#### [Directions for this task]
Find the lines holding "Position" and copy them.

[Data entries]
»»
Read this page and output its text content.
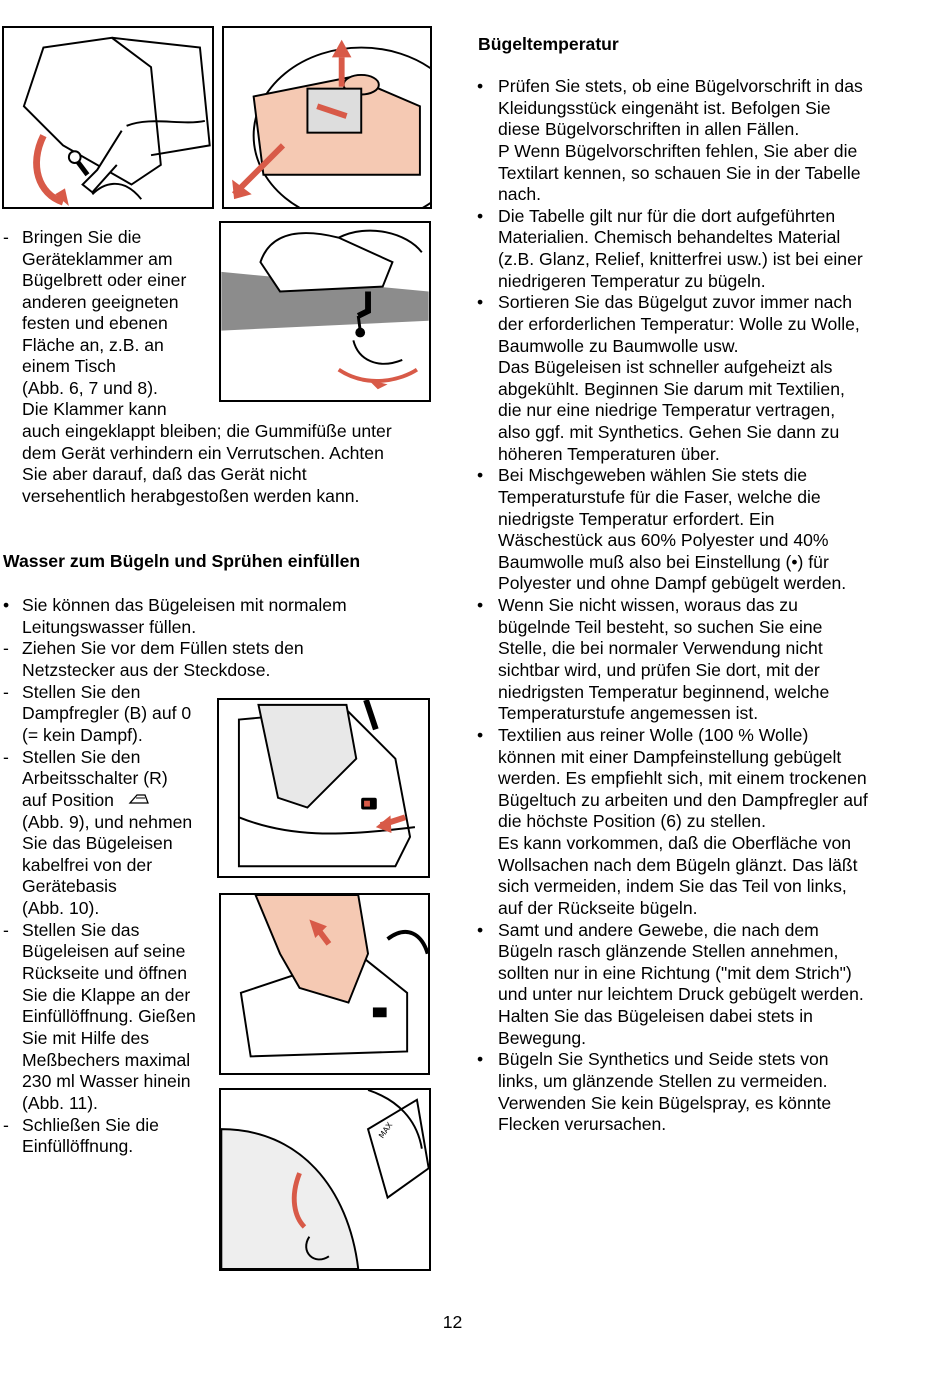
6	7
8
9
10
MAX
11
Wasser zum Bügeln und Sprühen einfüllen
Bügeltemperatur
12
- Bringen Sie die
Geräteklammer am
Bügelbrett oder einer
anderen geeigneten
festen und ebenen
Fläche an, z.B. an
einem Tisch
(Abb. 6, 7 und 8).
Die Klammer kann
auch eingeklappt bleiben; die Gummifüße unter
dem Gerät verhindern ein Verrutschen. Achten
Sie aber darauf, daß das Gerät nicht
versehentlich herabgestoßen werden kann.
• Sie können das Bügeleisen mit normalem
Leitungswasser füllen.
- Ziehen Sie vor dem Füllen stets den
Netzstecker aus der Steckdose.
- Stellen Sie den
Dampfregler (B) auf 0
(= kein Dampf).
- Stellen Sie den
Arbeitsschalter (R)
auf Position
(Abb. 9), und nehmen
Sie das Bügeleisen
kabelfrei von der
Gerätebasis
(Abb. 10).
- Stellen Sie das
Bügeleisen auf seine
Rückseite und öffnen
Sie die Klappe an der
Einfüllöffnung. Gießen
Sie mit Hilfe des
Meßbechers maximal
230 ml Wasser hinein
(Abb. 11).
- Schließen Sie die
Einfüllöffnung.
• Prüfen Sie stets, ob eine Bügelvorschrift in das
Kleidungsstück eingenäht ist. Befolgen Sie
diese Bügelvorschriften in allen Fällen.
P Wenn Bügelvorschriften fehlen, Sie aber die
Textilart kennen, so schauen Sie in der Tabelle
nach.
• Die Tabelle gilt nur für die dort aufgeführten
Materialien. Chemisch behandeltes Material
(z.B. Glanz, Relief, knitterfrei usw.) ist bei einer
niedrigeren Temperatur zu bügeln.
• Sortieren Sie das Bügelgut zuvor immer nach
der erforderlichen Temperatur: Wolle zu Wolle,
Baumwolle zu Baumwolle usw.
Das Bügeleisen ist schneller aufgeheizt als
abgekühlt. Beginnen Sie darum mit Textilien,
die nur eine niedrige Temperatur vertragen,
also ggf. mit Synthetics. Gehen Sie dann zu
höheren Temperaturen über.
• Bei Mischgeweben wählen Sie stets die
Temperaturstufe für die Faser, welche die
niedrigste Temperatur erfordert. Ein
Wäschestück aus 60% Polyester und 40%
Baumwolle muß also bei Einstellung (•) für
Polyester und ohne Dampf gebügelt werden.
• Wenn Sie nicht wissen, woraus das zu
bügelnde Teil besteht, so suchen Sie eine
Stelle, die bei normaler Verwendung nicht
sichtbar wird, und prüfen Sie dort, mit der
niedrigsten Temperatur beginnend, welche
Temperaturstufe angemessen ist.
• Textilien aus reiner Wolle (100 % Wolle)
können mit einer Dampfeinstellung gebügelt
werden. Es empfiehlt sich, mit einem trockenen
Bügeltuch zu arbeiten und den Dampfregler auf
die höchste Position (6) zu stellen.
Es kann vorkommen, daß die Oberfläche von
Wollsachen nach dem Bügeln glänzt. Das läßt
sich vermeiden, indem Sie das Teil von links,
auf der Rückseite bügeln.
• Samt und andere Gewebe, die nach dem
Bügeln rasch glänzende Stellen annehmen,
sollten nur in eine Richtung ("mit dem Strich")
und unter nur leichtem Druck gebügelt werden.
Halten Sie das Bügeleisen dabei stets in
Bewegung.
• Bügeln Sie Synthetics und Seide stets von
links, um glänzende Stellen zu vermeiden.
Verwenden Sie kein Bügelspray, es könnte
Flecken verursachen.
««
#### [Written answer]
auf Position
die höchste Position (6) zu stellen.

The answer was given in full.